**Work to complete:** Transcribe the records exactly. Pictures do not belong in the transcription.

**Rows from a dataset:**
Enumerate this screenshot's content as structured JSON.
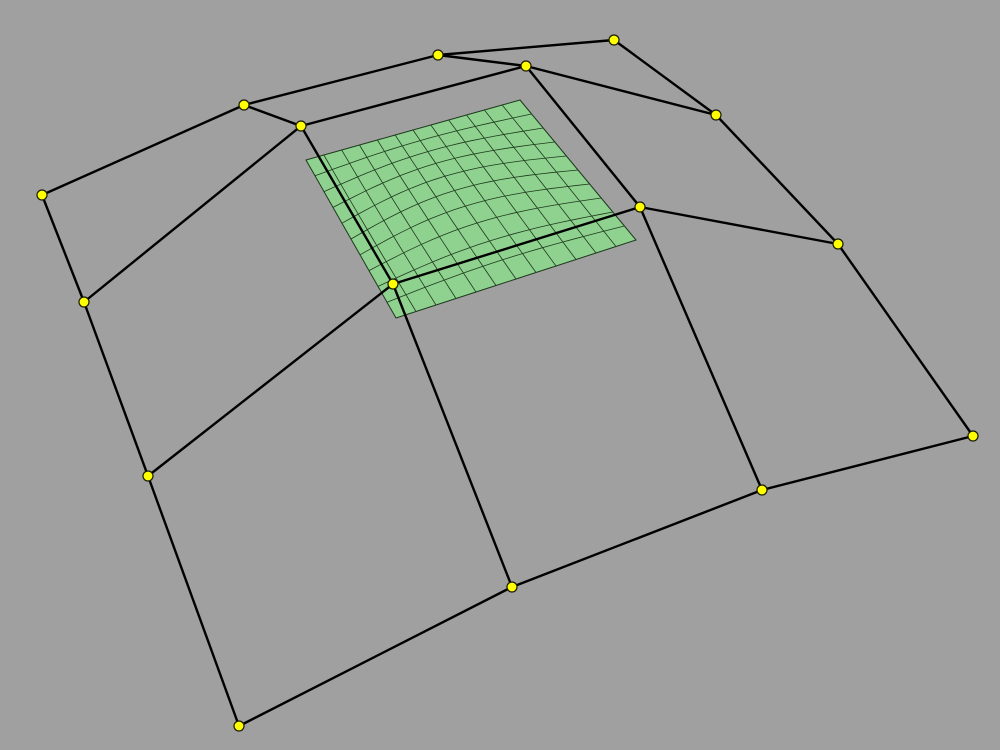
{
  "viewport": {
    "background": "#a0a0a0"
  },
  "colors": {
    "control_line": "#000000",
    "control_point_fill": "#ffff00",
    "control_point_stroke": "#1a1a00",
    "surface_fill": "#8fd18f",
    "surface_grid": "#1e3a1e"
  },
  "control_net": {
    "rows": 4,
    "cols": 4
  },
  "surface_patch": {
    "u_divisions": 12,
    "v_divisions": 10
  }
}
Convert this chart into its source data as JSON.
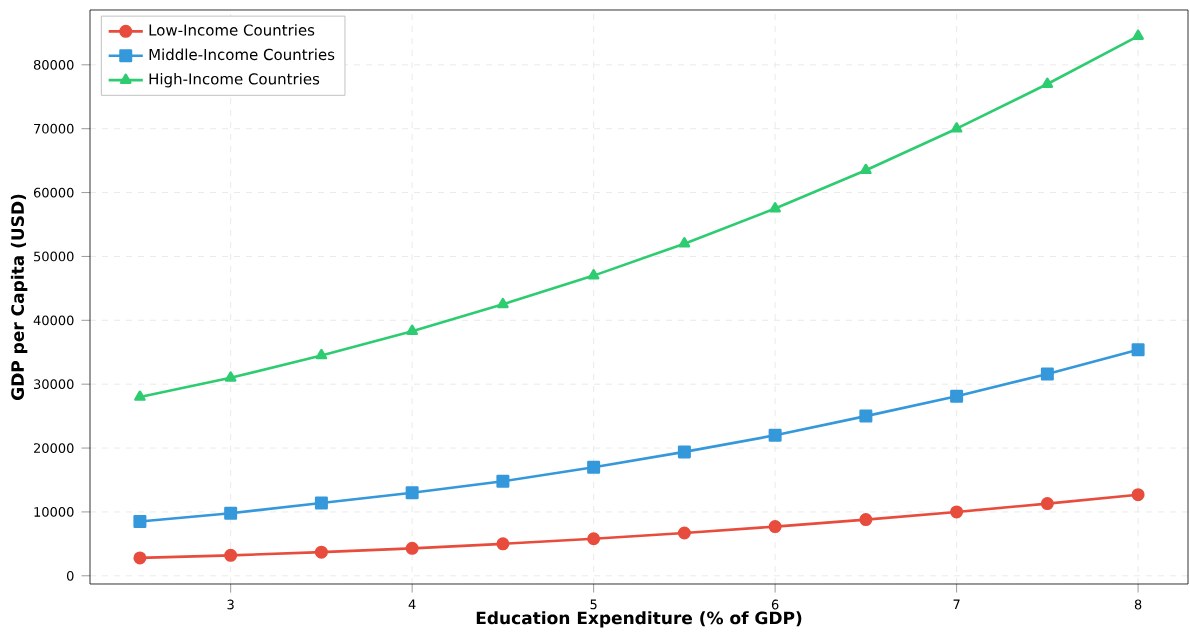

**Correct response:**
Enumerate this screenshot's content as structured JSON.
{
  "viewport": {
    "background": "#a0a0a0"
  },
  "colors": {
    "control_line": "#000000",
    "control_point_fill": "#ffff00",
    "control_point_stroke": "#1a1a00",
    "surface_fill": "#8fd18f",
    "surface_grid": "#1e3a1e"
  },
  "control_net": {
    "rows": 4,
    "cols": 4
  },
  "surface_patch": {
    "u_divisions": 12,
    "v_divisions": 10
  }
}
Convert this chart into its source data as JSON.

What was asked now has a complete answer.